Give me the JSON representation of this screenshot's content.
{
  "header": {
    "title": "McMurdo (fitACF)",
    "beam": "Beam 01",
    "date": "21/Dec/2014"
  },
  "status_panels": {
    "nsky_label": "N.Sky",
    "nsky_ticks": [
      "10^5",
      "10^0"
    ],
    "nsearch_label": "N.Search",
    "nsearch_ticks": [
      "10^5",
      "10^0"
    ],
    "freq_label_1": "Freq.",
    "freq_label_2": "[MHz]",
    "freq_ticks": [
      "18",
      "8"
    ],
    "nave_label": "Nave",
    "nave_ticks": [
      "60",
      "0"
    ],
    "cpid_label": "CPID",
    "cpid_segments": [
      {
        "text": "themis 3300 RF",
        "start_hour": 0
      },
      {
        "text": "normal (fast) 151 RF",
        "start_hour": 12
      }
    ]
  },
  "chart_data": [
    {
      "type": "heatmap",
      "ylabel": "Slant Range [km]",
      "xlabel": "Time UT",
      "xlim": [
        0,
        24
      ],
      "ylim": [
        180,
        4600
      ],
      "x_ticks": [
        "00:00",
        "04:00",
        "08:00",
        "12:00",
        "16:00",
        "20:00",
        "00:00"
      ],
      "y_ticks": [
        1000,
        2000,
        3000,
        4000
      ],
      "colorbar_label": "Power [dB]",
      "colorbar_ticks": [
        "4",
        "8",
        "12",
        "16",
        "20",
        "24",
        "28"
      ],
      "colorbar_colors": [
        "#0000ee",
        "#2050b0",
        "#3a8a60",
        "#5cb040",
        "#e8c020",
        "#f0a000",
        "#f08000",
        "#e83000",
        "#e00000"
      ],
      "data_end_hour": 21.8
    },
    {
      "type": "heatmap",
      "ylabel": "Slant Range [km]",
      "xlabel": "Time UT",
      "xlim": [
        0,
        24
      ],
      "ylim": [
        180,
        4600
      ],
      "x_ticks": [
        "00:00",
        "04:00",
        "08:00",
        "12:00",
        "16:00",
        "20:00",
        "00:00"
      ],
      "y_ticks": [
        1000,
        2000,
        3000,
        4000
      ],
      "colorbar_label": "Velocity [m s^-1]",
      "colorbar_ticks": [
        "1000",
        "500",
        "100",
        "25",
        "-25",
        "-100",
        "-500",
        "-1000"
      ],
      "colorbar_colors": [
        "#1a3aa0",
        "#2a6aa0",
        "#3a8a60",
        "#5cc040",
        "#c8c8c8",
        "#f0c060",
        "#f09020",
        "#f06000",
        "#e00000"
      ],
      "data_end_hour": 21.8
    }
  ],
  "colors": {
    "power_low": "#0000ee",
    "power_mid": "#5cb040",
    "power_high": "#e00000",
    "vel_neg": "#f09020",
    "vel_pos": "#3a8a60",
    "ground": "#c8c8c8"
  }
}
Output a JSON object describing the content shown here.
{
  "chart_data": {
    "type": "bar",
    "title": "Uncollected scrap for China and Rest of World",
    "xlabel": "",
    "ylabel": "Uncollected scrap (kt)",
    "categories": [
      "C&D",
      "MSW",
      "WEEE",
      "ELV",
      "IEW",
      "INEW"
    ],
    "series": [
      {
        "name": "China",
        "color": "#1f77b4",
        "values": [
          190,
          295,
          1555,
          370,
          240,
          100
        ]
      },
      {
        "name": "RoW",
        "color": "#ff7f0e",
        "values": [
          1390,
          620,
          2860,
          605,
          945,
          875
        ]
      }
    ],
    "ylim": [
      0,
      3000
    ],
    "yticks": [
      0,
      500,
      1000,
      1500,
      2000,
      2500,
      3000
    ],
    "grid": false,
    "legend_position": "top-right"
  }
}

_WORK REQUIRED:_ Extract all the material, leaving every line as it is.

_EXERCISE RESPONSE:_
Give me the JSON representation of this screenshot's content.
{
  "header": {
    "title": "McMurdo (fitACF)",
    "beam": "Beam 01",
    "date": "21/Dec/2014"
  },
  "status_panels": {
    "nsky_label": "N.Sky",
    "nsky_ticks": [
      "10^5",
      "10^0"
    ],
    "nsearch_label": "N.Search",
    "nsearch_ticks": [
      "10^5",
      "10^0"
    ],
    "freq_label_1": "Freq.",
    "freq_label_2": "[MHz]",
    "freq_ticks": [
      "18",
      "8"
    ],
    "nave_label": "Nave",
    "nave_ticks": [
      "60",
      "0"
    ],
    "cpid_label": "CPID",
    "cpid_segments": [
      {
        "text": "themis 3300 RF",
        "start_hour": 0
      },
      {
        "text": "normal (fast) 151 RF",
        "start_hour": 12
      }
    ]
  },
  "chart_data": [
    {
      "type": "heatmap",
      "ylabel": "Slant Range [km]",
      "xlabel": "Time UT",
      "xlim": [
        0,
        24
      ],
      "ylim": [
        180,
        4600
      ],
      "x_ticks": [
        "00:00",
        "04:00",
        "08:00",
        "12:00",
        "16:00",
        "20:00",
        "00:00"
      ],
      "y_ticks": [
        1000,
        2000,
        3000,
        4000
      ],
      "colorbar_label": "Power [dB]",
      "colorbar_ticks": [
        "4",
        "8",
        "12",
        "16",
        "20",
        "24",
        "28"
      ],
      "colorbar_colors": [
        "#0000ee",
        "#2050b0",
        "#3a8a60",
        "#5cb040",
        "#e8c020",
        "#f0a000",
        "#f08000",
        "#e83000",
        "#e00000"
      ],
      "data_end_hour": 21.8
    },
    {
      "type": "heatmap",
      "ylabel": "Slant Range [km]",
      "xlabel": "Time UT",
      "xlim": [
        0,
        24
      ],
      "ylim": [
        180,
        4600
      ],
      "x_ticks": [
        "00:00",
        "04:00",
        "08:00",
        "12:00",
        "16:00",
        "20:00",
        "00:00"
      ],
      "y_ticks": [
        1000,
        2000,
        3000,
        4000
      ],
      "colorbar_label": "Velocity [m s^-1]",
      "colorbar_ticks": [
        "1000",
        "500",
        "100",
        "25",
        "-25",
        "-100",
        "-500",
        "-1000"
      ],
      "colorbar_colors": [
        "#1a3aa0",
        "#2a6aa0",
        "#3a8a60",
        "#5cc040",
        "#c8c8c8",
        "#f0c060",
        "#f09020",
        "#f06000",
        "#e00000"
      ],
      "data_end_hour": 21.8
    }
  ],
  "colors": {
    "power_low": "#0000ee",
    "power_mid": "#5cb040",
    "power_high": "#e00000",
    "vel_neg": "#f09020",
    "vel_pos": "#3a8a60",
    "ground": "#c8c8c8"
  }
}
Output a JSON object describing the content shown here.
{
  "chart_data": {
    "type": "bar",
    "title": "Uncollected scrap for China and Rest of World",
    "xlabel": "",
    "ylabel": "Uncollected scrap (kt)",
    "categories": [
      "C&D",
      "MSW",
      "WEEE",
      "ELV",
      "IEW",
      "INEW"
    ],
    "series": [
      {
        "name": "China",
        "color": "#1f77b4",
        "values": [
          190,
          295,
          1555,
          370,
          240,
          100
        ]
      },
      {
        "name": "RoW",
        "color": "#ff7f0e",
        "values": [
          1390,
          620,
          2860,
          605,
          945,
          875
        ]
      }
    ],
    "ylim": [
      0,
      3000
    ],
    "yticks": [
      0,
      500,
      1000,
      1500,
      2000,
      2500,
      3000
    ],
    "grid": false,
    "legend_position": "top-right"
  }
}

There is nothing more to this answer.